(Entries taken from a collection)
* * *

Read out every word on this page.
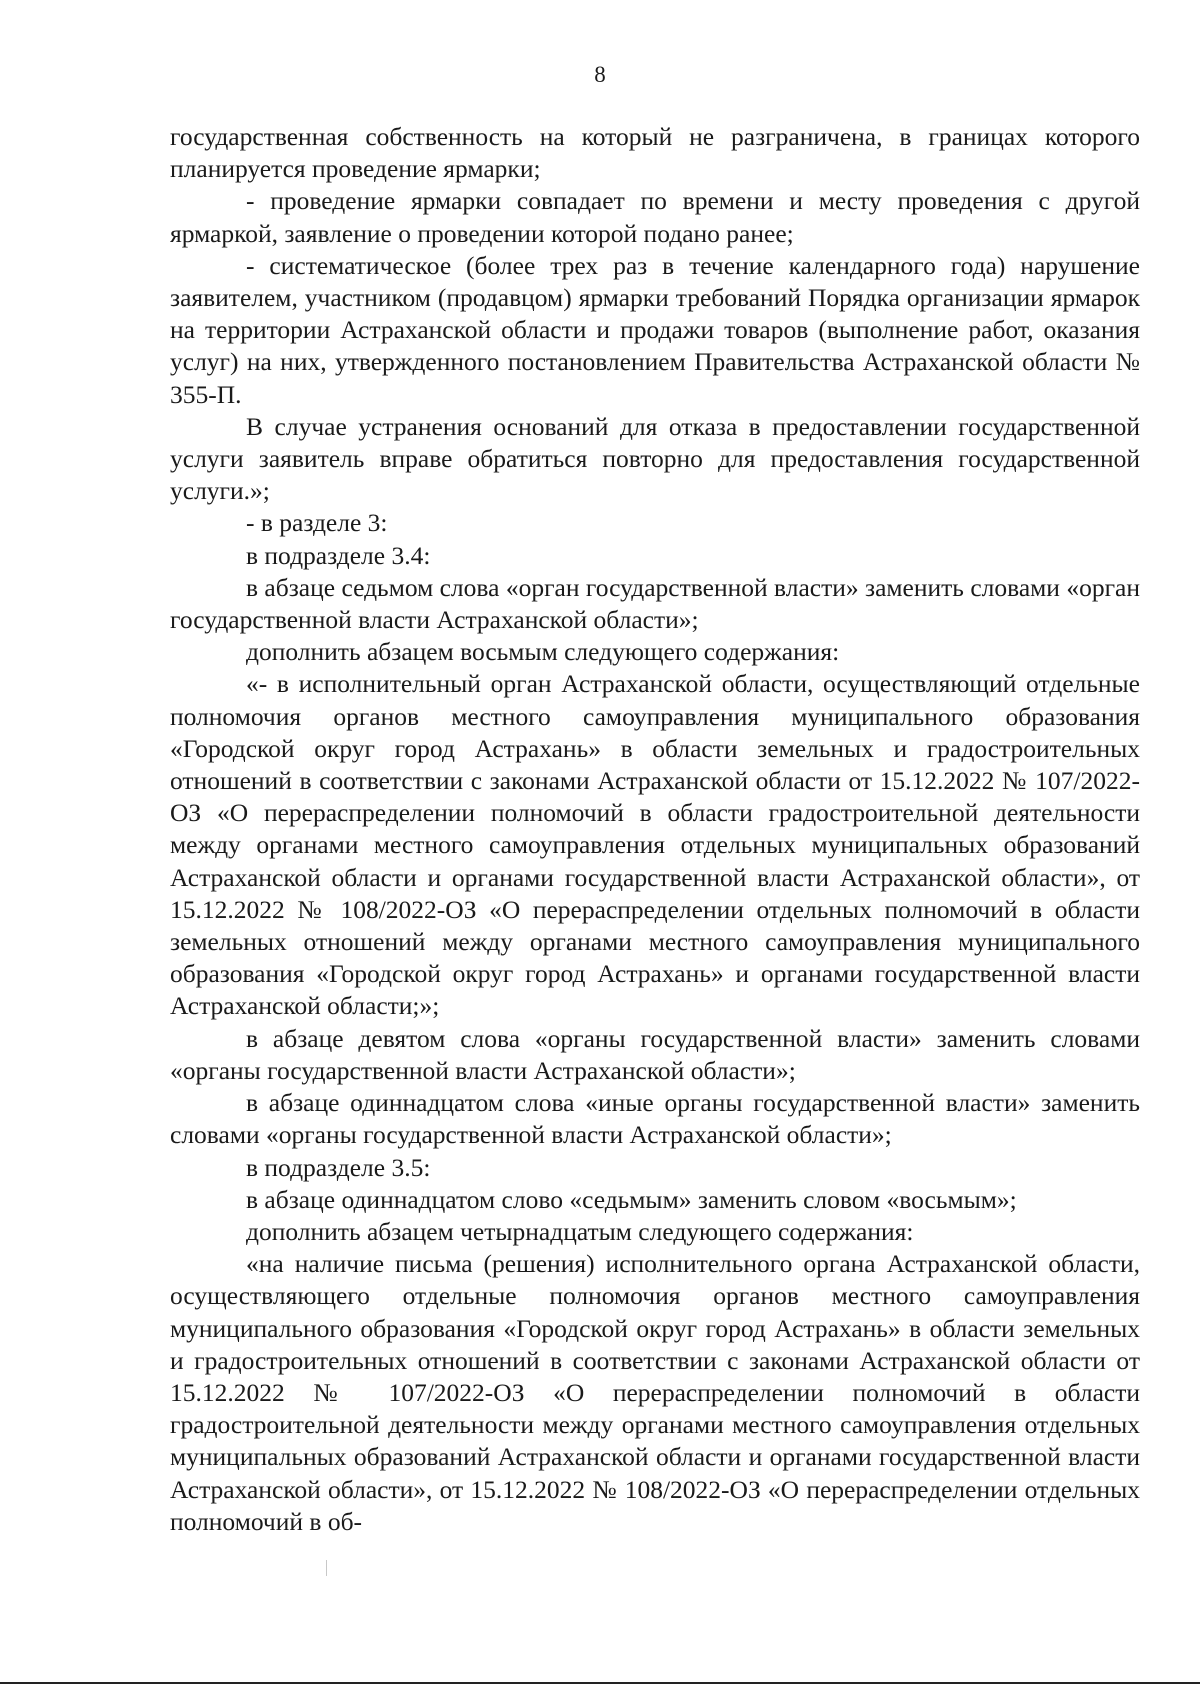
8

государственная собственность на который не разграничена, в границах которого планируется проведение ярмарки;

- проведение ярмарки совпадает по времени и месту проведения с другой ярмаркой, заявление о проведении которой подано ранее;

- систематическое (более трех раз в течение календарного года) нарушение заявителем, участником (продавцом) ярмарки требований Порядка организации ярмарок на территории Астраханской области и продажи товаров (выполнение работ, оказания услуг) на них, утвержденного постановлением Правительства Астраханской области № 355-П.

В случае устранения оснований для отказа в предоставлении государственной услуги заявитель вправе обратиться повторно для предоставления государственной услуги.»;

- в разделе 3:

в подразделе 3.4:

в абзаце седьмом слова «орган государственной власти» заменить словами «орган государственной власти Астраханской области»;

дополнить абзацем восьмым следующего содержания:

«- в исполнительный орган Астраханской области, осуществляющий отдельные полномочия органов местного самоуправления муниципального образования «Городской округ город Астрахань» в области земельных и градостроительных отношений в соответствии с законами Астраханской области от 15.12.2022 № 107/2022-ОЗ «О перераспределении полномочий в области градостроительной деятельности между органами местного самоуправления отдельных муниципальных образований Астраханской области и органами государственной власти Астраханской области», от 15.12.2022 № 108/2022-ОЗ «О перераспределении отдельных полномочий в области земельных отношений между органами местного самоуправления муниципального образования «Городской округ город Астрахань» и органами государственной власти Астраханской области;»;

в абзаце девятом слова «органы государственной власти» заменить словами «органы государственной власти Астраханской области»;

в абзаце одиннадцатом слова «иные органы государственной власти» заменить словами «органы государственной власти Астраханской области»;

в подразделе 3.5:

в абзаце одиннадцатом слово «седьмым» заменить словом «восьмым»;

дополнить абзацем четырнадцатым следующего содержания:

«на наличие письма (решения) исполнительного органа Астраханской области, осуществляющего отдельные полномочия органов местного самоуправления муниципального образования «Городской округ город Астрахань» в области земельных и градостроительных отношений в соответствии с законами Астраханской области от 15.12.2022 № 107/2022-ОЗ «О перераспределении полномочий в области градостроительной деятельности между органами местного самоуправления отдельных муниципальных образований Астраханской области и органами государственной власти Астраханской области», от 15.12.2022 № 108/2022-ОЗ «О перераспределении отдельных полномочий в об-
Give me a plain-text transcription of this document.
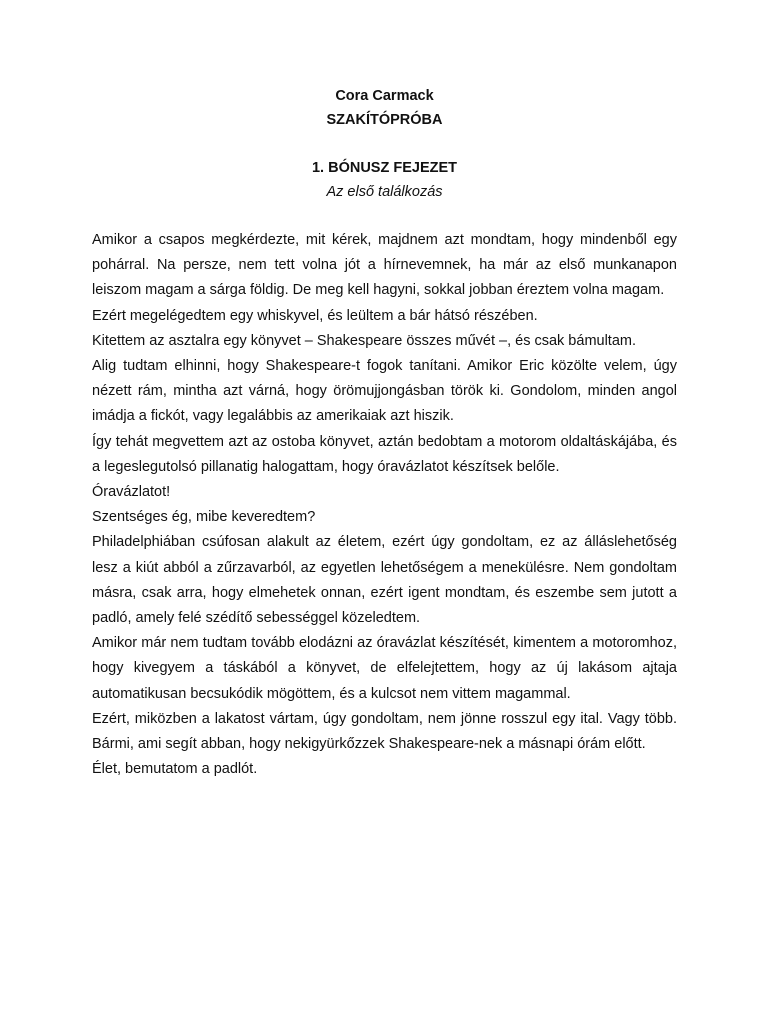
Cora Carmack
SZAKÍTÓPRÓBA
1. BÓNUSZ FEJEZET
Az első találkozás

Amikor a csapos megkérdezte, mit kérek, majdnem azt mondtam, hogy mindenből egy pohárral. Na persze, nem tett volna jót a hírnevemnek, ha már az első munkanapon leiszom magam a sárga földig. De meg kell hagyni, sokkal jobban éreztem volna magam.

Ezért megelégedtem egy whiskyvel, és leültem a bár hátsó részében.

Kitettem az asztalra egy könyvet – Shakespeare összes művét –, és csak bámultam.

Alig tudtam elhinni, hogy Shakespeare-t fogok tanítani. Amikor Eric közölte velem, úgy nézett rám, mintha azt várná, hogy örömujjongásban török ki. Gondolom, minden angol imádja a fickót, vagy legalábbis az amerikaiak azt hiszik.

Így tehát megvettem azt az ostoba könyvet, aztán bedobtam a motorom oldaltáskájába, és a legeslegutolsó pillanatig halogattam, hogy óravázlatot készítsek belőle.

Óravázlatot!

Szentséges ég, mibe keveredtem?

Philadelphiában csúfosan alakult az életem, ezért úgy gondoltam, ez az álláslehetőség lesz a kiút abból a zűrzavarból, az egyetlen lehetőségem a menekülésre. Nem gondoltam másra, csak arra, hogy elmehetek onnan, ezért igent mondtam, és eszembe sem jutott a padló, amely felé szédítő sebességgel közeledtem.

Amikor már nem tudtam tovább elodázni az óravázlat készítését, kimentem a motoromhoz, hogy kivegyem a táskából a könyvet, de elfelejtettem, hogy az új lakásom ajtaja automatikusan becsukódik mögöttem, és a kulcsot nem vittem magammal.

Ezért, miközben a lakatost vártam, úgy gondoltam, nem jönne rosszul egy ital. Vagy több. Bármi, ami segít abban, hogy nekigyürkőzzek Shakespeare-nek a másnapi órám előtt.

Élet, bemutatom a padlót.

* * *

Your task is to return the entries above exactly, with no pictures.

Read out every word on this page.
8

государственная собственность на который не разграничена, в границах которого планируется проведение ярмарки;

- проведение ярмарки совпадает по времени и месту проведения с другой ярмаркой, заявление о проведении которой подано ранее;

- систематическое (более трех раз в течение календарного года) нарушение заявителем, участником (продавцом) ярмарки требований Порядка организации ярмарок на территории Астраханской области и продажи товаров (выполнение работ, оказания услуг) на них, утвержденного постановлением Правительства Астраханской области № 355-П.

В случае устранения оснований для отказа в предоставлении государственной услуги заявитель вправе обратиться повторно для предоставления государственной услуги.»;

- в разделе 3:

в подразделе 3.4:

в абзаце седьмом слова «орган государственной власти» заменить словами «орган государственной власти Астраханской области»;

дополнить абзацем восьмым следующего содержания:

«- в исполнительный орган Астраханской области, осуществляющий отдельные полномочия органов местного самоуправления муниципального образования «Городской округ город Астрахань» в области земельных и градостроительных отношений в соответствии с законами Астраханской области от 15.12.2022 № 107/2022-ОЗ «О перераспределении полномочий в области градостроительной деятельности между органами местного самоуправления отдельных муниципальных образований Астраханской области и органами государственной власти Астраханской области», от 15.12.2022 № 108/2022-ОЗ «О перераспределении отдельных полномочий в области земельных отношений между органами местного самоуправления муниципального образования «Городской округ город Астрахань» и органами государственной власти Астраханской области;»;

в абзаце девятом слова «органы государственной власти» заменить словами «органы государственной власти Астраханской области»;

в абзаце одиннадцатом слова «иные органы государственной власти» заменить словами «органы государственной власти Астраханской области»;

в подразделе 3.5:

в абзаце одиннадцатом слово «седьмым» заменить словом «восьмым»;

дополнить абзацем четырнадцатым следующего содержания:

«на наличие письма (решения) исполнительного органа Астраханской области, осуществляющего отдельные полномочия органов местного самоуправления муниципального образования «Городской округ город Астрахань» в области земельных и градостроительных отношений в соответствии с законами Астраханской области от 15.12.2022 № 107/2022-ОЗ «О перераспределении полномочий в области градостроительной деятельности между органами местного самоуправления отдельных муниципальных образований Астраханской области и органами государственной власти Астраханской области», от 15.12.2022 № 108/2022-ОЗ «О перераспределении отдельных полномочий в об-
Give me a plain-text transcription of this document.
Cora Carmack
SZAKÍTÓPRÓBA
1. BÓNUSZ FEJEZET
Az első találkozás

Amikor a csapos megkérdezte, mit kérek, majdnem azt mondtam, hogy mindenből egy pohárral. Na persze, nem tett volna jót a hírnevemnek, ha már az első munkanapon leiszom magam a sárga földig. De meg kell hagyni, sokkal jobban éreztem volna magam.

Ezért megelégedtem egy whiskyvel, és leültem a bár hátsó részében.

Kitettem az asztalra egy könyvet – Shakespeare összes művét –, és csak bámultam.

Alig tudtam elhinni, hogy Shakespeare-t fogok tanítani. Amikor Eric közölte velem, úgy nézett rám, mintha azt várná, hogy örömujjongásban török ki. Gondolom, minden angol imádja a fickót, vagy legalábbis az amerikaiak azt hiszik.

Így tehát megvettem azt az ostoba könyvet, aztán bedobtam a motorom oldaltáskájába, és a legeslegutolsó pillanatig halogattam, hogy óravázlatot készítsek belőle.

Óravázlatot!

Szentséges ég, mibe keveredtem?

Philadelphiában csúfosan alakult az életem, ezért úgy gondoltam, ez az álláslehetőség lesz a kiút abból a zűrzavarból, az egyetlen lehetőségem a menekülésre. Nem gondoltam másra, csak arra, hogy elmehetek onnan, ezért igent mondtam, és eszembe sem jutott a padló, amely felé szédítő sebességgel közeledtem.

Amikor már nem tudtam tovább elodázni az óravázlat készítését, kimentem a motoromhoz, hogy kivegyem a táskából a könyvet, de elfelejtettem, hogy az új lakásom ajtaja automatikusan becsukódik mögöttem, és a kulcsot nem vittem magammal.

Ezért, miközben a lakatost vártam, úgy gondoltam, nem jönne rosszul egy ital. Vagy több. Bármi, ami segít abban, hogy nekigyürkőzzek Shakespeare-nek a másnapi órám előtt.

Élet, bemutatom a padlót.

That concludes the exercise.